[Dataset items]
--- BEGIN ---
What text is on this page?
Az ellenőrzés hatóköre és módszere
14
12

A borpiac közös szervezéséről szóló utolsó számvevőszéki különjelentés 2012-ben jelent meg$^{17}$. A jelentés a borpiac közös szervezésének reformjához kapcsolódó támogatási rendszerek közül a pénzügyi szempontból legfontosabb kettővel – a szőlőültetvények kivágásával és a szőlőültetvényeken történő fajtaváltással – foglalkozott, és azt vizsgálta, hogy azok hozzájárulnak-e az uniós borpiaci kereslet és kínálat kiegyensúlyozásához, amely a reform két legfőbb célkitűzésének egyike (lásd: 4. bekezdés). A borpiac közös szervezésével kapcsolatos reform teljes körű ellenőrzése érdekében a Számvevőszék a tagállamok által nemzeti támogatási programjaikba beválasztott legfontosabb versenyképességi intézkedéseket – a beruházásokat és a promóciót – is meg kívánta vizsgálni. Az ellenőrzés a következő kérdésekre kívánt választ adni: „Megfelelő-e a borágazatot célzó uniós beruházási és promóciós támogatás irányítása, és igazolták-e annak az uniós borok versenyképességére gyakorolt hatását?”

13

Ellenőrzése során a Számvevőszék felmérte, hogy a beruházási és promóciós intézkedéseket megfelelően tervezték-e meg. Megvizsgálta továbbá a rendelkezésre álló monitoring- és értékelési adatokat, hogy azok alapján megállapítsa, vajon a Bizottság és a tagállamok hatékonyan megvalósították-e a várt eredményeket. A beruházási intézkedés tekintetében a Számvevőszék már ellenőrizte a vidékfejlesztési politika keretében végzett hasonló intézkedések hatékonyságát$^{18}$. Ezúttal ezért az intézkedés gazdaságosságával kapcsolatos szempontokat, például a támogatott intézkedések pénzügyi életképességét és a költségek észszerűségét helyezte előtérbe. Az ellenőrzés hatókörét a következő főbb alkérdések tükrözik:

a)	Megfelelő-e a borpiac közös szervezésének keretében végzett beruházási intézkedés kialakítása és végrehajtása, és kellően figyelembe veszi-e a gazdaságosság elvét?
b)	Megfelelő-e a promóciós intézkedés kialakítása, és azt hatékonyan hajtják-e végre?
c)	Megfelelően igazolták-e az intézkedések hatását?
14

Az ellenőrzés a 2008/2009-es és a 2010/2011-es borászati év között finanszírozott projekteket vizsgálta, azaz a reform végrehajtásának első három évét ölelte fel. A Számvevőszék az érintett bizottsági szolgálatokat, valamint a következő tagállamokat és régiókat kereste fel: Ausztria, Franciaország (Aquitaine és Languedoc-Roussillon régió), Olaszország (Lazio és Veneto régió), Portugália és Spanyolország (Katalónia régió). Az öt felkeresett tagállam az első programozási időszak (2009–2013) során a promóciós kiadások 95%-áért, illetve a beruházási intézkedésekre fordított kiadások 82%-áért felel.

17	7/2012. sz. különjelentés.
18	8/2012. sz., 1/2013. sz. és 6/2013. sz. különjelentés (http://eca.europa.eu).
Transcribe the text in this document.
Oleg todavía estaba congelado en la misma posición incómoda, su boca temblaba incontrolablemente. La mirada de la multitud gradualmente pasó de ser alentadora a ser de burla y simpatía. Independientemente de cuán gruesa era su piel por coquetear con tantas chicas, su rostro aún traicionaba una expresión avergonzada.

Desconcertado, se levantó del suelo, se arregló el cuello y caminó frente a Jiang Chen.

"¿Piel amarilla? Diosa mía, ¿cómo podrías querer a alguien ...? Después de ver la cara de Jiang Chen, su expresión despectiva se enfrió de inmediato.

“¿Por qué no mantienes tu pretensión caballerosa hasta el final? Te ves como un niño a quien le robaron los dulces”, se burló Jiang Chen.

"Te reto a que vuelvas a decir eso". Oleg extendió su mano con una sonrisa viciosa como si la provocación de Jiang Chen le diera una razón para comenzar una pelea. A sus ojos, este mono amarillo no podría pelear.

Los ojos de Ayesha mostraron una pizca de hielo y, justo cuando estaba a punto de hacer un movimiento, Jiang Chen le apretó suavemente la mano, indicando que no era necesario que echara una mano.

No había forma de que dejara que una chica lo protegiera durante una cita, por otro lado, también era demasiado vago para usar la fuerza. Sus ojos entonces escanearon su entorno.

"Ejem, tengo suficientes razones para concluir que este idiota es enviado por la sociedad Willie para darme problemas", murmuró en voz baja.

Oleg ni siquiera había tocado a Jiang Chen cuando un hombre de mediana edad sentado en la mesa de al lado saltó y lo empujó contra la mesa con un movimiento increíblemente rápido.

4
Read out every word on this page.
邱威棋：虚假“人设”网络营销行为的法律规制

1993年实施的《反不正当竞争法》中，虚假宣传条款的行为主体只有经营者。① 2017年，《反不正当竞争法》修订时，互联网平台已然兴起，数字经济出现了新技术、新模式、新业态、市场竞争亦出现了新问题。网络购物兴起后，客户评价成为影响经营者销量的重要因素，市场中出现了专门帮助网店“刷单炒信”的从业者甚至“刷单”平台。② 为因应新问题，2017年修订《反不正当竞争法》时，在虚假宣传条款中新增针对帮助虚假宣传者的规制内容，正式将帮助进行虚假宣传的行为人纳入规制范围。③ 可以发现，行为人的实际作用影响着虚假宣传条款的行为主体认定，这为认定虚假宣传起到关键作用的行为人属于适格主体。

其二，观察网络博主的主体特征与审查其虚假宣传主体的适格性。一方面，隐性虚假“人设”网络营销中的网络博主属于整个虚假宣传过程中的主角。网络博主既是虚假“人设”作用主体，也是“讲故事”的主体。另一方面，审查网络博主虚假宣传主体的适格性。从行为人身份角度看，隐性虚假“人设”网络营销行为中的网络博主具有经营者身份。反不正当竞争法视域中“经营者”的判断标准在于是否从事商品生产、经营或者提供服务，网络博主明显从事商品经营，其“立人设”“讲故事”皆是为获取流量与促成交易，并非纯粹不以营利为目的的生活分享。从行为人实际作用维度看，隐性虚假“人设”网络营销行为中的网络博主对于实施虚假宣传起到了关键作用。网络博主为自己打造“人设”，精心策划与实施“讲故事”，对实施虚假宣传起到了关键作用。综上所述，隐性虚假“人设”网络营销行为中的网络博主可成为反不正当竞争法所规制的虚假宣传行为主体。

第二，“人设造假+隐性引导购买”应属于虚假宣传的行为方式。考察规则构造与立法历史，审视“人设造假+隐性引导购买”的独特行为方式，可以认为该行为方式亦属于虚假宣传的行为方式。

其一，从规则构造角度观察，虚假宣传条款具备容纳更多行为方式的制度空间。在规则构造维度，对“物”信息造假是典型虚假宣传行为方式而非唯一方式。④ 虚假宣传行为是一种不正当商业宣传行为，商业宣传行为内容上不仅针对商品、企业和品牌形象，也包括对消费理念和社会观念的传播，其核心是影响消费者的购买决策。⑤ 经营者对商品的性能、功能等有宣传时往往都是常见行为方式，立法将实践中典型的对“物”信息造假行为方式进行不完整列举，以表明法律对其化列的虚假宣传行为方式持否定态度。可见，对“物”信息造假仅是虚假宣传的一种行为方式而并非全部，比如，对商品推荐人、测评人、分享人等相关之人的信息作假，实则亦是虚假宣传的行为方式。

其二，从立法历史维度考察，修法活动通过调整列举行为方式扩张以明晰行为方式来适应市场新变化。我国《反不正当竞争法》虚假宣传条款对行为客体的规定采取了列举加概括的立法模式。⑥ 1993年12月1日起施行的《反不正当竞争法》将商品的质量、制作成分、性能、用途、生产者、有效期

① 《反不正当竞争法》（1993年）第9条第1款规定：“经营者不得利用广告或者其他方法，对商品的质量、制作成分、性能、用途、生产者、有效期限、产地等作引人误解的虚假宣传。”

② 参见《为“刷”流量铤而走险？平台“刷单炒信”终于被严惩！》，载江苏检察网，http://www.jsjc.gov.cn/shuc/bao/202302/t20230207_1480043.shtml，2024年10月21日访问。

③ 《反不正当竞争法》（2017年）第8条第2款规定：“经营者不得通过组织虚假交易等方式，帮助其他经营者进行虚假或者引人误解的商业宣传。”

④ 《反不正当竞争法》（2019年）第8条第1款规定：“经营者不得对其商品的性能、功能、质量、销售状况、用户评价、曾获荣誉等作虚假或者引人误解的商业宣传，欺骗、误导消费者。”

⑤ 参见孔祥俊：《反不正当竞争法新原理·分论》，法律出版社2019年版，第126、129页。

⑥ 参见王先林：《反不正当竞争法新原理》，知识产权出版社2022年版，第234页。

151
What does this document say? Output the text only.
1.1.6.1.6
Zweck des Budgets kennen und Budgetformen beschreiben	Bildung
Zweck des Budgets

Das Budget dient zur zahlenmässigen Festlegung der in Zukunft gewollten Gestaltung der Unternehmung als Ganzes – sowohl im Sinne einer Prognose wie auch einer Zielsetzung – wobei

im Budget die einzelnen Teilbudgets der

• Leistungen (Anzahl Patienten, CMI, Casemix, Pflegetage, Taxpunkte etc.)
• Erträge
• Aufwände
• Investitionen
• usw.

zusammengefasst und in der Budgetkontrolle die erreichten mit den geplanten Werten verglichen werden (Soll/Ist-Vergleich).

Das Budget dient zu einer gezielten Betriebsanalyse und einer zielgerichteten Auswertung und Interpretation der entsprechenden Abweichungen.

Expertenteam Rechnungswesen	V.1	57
--- END ---
■ REQUEST ■
Extract lines where the string "cuando" occurs.

■ RESULT OF THIS EXERCISE ■
Los ojos de Ayesha mostraron una pizca de hielo y, justo cuando estaba a punto de hacer un movimiento, Jiang Chen le apretó suavemente la mano, indicando que no era necesario que echara una mano.
Oleg ni siquiera había tocado a Jiang Chen cuando un hombre de mediana edad sentado en la mesa de al lado saltó y lo empujó contra la mesa con un movimiento increíblemente rápido.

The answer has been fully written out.